─── EXTRACTED INFORMATION

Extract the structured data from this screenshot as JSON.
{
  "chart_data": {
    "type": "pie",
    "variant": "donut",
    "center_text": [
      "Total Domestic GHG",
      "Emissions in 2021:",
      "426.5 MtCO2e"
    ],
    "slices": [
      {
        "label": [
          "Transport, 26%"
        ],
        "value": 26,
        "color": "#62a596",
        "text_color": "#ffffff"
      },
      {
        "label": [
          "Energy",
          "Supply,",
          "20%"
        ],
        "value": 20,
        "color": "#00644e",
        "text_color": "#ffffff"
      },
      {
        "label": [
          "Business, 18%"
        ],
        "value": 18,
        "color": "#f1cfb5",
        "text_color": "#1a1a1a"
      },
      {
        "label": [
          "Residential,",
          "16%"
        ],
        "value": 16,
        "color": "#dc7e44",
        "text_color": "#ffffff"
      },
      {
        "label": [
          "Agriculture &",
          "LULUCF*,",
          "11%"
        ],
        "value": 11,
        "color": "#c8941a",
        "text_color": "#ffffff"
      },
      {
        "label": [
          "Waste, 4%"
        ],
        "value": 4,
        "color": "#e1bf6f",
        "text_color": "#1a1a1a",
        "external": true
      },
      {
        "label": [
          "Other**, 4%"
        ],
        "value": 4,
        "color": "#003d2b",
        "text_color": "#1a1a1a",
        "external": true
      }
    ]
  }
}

──────

PROBLEM DETAILS -
Write out the entries in full, exactly as given.

TASK ANSWER -
Extract the structured data from this screenshot as JSON.
{
  "chart_data": {
    "type": "pie",
    "variant": "donut",
    "center_text": [
      "Total Domestic GHG",
      "Emissions in 2021:",
      "426.5 MtCO2e"
    ],
    "slices": [
      {
        "label": [
          "Transport, 26%"
        ],
        "value": 26,
        "color": "#62a596",
        "text_color": "#ffffff"
      },
      {
        "label": [
          "Energy",
          "Supply,",
          "20%"
        ],
        "value": 20,
        "color": "#00644e",
        "text_color": "#ffffff"
      },
      {
        "label": [
          "Business, 18%"
        ],
        "value": 18,
        "color": "#f1cfb5",
        "text_color": "#1a1a1a"
      },
      {
        "label": [
          "Residential,",
          "16%"
        ],
        "value": 16,
        "color": "#dc7e44",
        "text_color": "#ffffff"
      },
      {
        "label": [
          "Agriculture &",
          "LULUCF*,",
          "11%"
        ],
        "value": 11,
        "color": "#c8941a",
        "text_color": "#ffffff"
      },
      {
        "label": [
          "Waste, 4%"
        ],
        "value": 4,
        "color": "#e1bf6f",
        "text_color": "#1a1a1a",
        "external": true
      },
      {
        "label": [
          "Other**, 4%"
        ],
        "value": 4,
        "color": "#003d2b",
        "text_color": "#1a1a1a",
        "external": true
      }
    ]
  }
}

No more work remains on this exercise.